[WHAT IS BEING ASKED]:
Tally every line of the listing where the string "Lord" is found, and state the total alone.

[DATA PROVIDED]:

◆ ◆ ◆ ◆

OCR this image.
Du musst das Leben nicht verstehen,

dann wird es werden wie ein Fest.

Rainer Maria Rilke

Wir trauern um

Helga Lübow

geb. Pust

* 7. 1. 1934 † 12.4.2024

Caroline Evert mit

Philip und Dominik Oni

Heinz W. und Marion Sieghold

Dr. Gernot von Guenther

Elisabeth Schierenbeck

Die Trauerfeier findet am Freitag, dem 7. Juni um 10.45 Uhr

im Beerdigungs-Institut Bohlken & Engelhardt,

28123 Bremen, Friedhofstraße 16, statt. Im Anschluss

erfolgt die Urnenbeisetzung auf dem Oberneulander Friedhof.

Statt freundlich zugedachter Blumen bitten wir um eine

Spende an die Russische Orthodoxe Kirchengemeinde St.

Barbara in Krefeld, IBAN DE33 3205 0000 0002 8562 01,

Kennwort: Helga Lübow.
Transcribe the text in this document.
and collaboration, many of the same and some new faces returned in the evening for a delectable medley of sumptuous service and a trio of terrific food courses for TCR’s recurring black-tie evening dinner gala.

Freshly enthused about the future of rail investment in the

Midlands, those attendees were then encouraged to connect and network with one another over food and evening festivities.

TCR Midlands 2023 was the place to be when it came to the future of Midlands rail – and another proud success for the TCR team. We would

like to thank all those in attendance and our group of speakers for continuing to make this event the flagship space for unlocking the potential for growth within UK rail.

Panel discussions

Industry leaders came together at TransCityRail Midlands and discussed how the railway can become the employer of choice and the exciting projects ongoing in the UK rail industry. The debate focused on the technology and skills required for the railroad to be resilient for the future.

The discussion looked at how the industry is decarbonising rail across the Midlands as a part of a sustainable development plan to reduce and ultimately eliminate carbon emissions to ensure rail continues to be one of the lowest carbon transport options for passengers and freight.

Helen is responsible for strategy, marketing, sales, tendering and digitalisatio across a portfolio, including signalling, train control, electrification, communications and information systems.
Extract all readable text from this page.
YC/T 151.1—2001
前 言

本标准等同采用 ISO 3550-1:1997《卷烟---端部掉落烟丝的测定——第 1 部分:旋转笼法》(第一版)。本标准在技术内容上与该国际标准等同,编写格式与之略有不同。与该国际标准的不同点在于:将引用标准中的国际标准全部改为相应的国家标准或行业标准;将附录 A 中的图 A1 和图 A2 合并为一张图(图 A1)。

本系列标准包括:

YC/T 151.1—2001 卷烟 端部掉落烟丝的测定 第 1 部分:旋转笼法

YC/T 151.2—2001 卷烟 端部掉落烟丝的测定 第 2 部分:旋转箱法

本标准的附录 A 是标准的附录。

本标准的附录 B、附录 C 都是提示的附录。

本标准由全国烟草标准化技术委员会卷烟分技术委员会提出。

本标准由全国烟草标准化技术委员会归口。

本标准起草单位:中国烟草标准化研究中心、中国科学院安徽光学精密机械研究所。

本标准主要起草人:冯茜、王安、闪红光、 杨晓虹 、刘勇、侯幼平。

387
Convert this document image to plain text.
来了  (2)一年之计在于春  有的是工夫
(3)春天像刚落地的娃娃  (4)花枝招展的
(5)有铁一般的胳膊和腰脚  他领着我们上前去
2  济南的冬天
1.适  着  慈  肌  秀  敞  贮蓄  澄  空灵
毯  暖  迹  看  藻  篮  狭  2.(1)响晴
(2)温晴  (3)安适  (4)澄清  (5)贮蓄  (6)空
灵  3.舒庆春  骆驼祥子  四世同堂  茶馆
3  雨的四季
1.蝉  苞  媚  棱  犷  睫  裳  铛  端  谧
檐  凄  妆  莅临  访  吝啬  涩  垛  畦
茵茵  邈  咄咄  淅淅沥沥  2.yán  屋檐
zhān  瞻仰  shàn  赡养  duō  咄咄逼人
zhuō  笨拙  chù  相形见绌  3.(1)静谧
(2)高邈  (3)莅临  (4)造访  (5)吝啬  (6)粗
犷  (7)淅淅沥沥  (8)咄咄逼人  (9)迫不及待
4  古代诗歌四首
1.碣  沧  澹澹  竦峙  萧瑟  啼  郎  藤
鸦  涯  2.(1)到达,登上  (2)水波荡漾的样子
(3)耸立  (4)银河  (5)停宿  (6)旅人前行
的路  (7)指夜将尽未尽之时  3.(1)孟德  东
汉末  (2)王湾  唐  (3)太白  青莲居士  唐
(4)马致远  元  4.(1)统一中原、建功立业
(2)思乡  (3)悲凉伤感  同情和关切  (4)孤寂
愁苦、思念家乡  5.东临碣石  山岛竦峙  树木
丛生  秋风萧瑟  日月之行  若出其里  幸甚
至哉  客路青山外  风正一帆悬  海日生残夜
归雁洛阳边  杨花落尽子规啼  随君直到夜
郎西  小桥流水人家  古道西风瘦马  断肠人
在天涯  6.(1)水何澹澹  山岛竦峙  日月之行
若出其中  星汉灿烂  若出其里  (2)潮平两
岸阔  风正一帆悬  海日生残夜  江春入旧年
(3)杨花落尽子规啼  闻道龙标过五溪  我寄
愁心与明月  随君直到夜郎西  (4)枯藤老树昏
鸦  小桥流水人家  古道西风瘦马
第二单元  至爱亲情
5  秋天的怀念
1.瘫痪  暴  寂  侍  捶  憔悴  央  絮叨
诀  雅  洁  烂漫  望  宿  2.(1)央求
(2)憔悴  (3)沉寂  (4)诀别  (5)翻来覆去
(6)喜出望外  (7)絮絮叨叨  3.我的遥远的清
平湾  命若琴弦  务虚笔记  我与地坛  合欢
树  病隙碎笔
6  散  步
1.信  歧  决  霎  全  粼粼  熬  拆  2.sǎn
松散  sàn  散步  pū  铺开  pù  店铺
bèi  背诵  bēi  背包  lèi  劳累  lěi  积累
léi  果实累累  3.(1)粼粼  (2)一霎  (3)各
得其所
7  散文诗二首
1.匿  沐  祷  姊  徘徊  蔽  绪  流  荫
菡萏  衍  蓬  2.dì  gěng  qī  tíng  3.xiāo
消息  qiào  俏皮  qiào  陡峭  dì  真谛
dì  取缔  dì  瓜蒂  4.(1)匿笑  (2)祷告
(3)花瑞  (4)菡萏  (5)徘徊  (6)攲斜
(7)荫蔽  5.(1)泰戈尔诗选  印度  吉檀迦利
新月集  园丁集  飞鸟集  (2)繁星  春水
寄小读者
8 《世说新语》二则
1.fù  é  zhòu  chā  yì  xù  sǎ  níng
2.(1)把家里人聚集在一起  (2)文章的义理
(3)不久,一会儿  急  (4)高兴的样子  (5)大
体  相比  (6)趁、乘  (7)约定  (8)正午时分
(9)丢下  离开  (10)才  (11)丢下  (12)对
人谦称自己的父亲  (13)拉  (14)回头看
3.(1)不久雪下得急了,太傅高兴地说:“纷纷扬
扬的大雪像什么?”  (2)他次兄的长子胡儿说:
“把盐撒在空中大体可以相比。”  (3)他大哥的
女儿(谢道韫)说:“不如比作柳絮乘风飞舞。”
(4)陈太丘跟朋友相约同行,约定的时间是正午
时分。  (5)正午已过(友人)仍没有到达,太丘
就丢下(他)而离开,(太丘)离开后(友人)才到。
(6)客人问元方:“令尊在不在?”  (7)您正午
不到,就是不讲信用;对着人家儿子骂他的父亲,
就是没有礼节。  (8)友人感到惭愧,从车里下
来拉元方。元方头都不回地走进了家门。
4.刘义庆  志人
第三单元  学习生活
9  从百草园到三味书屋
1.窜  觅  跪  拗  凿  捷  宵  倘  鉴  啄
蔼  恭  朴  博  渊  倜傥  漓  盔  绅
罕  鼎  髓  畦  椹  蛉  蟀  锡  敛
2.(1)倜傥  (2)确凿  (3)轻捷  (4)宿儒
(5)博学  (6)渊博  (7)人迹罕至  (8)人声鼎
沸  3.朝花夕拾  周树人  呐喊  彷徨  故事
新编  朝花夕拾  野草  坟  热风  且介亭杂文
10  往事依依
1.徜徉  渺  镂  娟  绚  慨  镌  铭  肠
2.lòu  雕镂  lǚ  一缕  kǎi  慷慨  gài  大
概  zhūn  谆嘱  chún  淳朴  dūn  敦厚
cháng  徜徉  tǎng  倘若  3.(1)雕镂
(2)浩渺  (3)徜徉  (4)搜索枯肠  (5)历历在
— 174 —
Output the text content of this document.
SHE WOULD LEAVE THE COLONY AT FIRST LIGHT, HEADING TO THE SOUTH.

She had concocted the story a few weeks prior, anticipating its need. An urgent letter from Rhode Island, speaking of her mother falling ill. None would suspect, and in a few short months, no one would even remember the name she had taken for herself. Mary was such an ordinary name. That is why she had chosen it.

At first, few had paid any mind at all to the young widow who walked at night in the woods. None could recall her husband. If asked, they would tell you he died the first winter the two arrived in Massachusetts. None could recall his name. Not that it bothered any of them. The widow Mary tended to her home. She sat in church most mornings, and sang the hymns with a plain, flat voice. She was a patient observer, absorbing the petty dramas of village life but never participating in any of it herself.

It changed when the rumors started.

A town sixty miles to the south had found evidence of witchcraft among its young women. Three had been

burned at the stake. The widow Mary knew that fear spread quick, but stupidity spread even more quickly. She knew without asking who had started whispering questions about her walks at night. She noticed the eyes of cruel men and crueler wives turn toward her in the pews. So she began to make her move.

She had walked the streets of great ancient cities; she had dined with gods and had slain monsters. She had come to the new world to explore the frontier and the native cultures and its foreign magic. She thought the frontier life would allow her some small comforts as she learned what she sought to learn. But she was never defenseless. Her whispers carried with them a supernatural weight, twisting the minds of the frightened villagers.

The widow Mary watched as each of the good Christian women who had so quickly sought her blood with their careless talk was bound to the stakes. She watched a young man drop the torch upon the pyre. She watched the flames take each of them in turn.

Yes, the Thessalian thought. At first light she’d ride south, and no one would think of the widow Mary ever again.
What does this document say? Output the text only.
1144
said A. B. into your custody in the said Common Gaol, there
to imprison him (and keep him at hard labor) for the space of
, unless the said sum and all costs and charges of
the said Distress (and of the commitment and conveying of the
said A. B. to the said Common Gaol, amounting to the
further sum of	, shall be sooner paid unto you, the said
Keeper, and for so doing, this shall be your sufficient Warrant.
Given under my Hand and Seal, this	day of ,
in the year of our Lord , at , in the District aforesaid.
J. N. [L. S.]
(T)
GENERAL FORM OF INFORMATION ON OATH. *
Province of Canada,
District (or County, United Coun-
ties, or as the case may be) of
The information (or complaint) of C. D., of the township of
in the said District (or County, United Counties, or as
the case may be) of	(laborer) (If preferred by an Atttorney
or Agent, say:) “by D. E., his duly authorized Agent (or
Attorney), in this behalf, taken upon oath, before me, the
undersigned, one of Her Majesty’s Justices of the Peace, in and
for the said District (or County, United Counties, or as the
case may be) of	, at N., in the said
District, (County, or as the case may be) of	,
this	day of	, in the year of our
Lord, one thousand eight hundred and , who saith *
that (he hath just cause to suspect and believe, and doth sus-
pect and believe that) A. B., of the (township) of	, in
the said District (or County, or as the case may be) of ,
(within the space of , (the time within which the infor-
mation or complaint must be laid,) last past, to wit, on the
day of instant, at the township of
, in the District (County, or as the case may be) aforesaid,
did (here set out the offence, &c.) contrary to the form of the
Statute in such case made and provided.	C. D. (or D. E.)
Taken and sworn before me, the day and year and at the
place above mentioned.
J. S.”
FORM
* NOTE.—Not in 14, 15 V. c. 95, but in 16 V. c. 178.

◆ ◆ ◆ ◆

[SOLUTION FOR THIS PROBLEM]:
2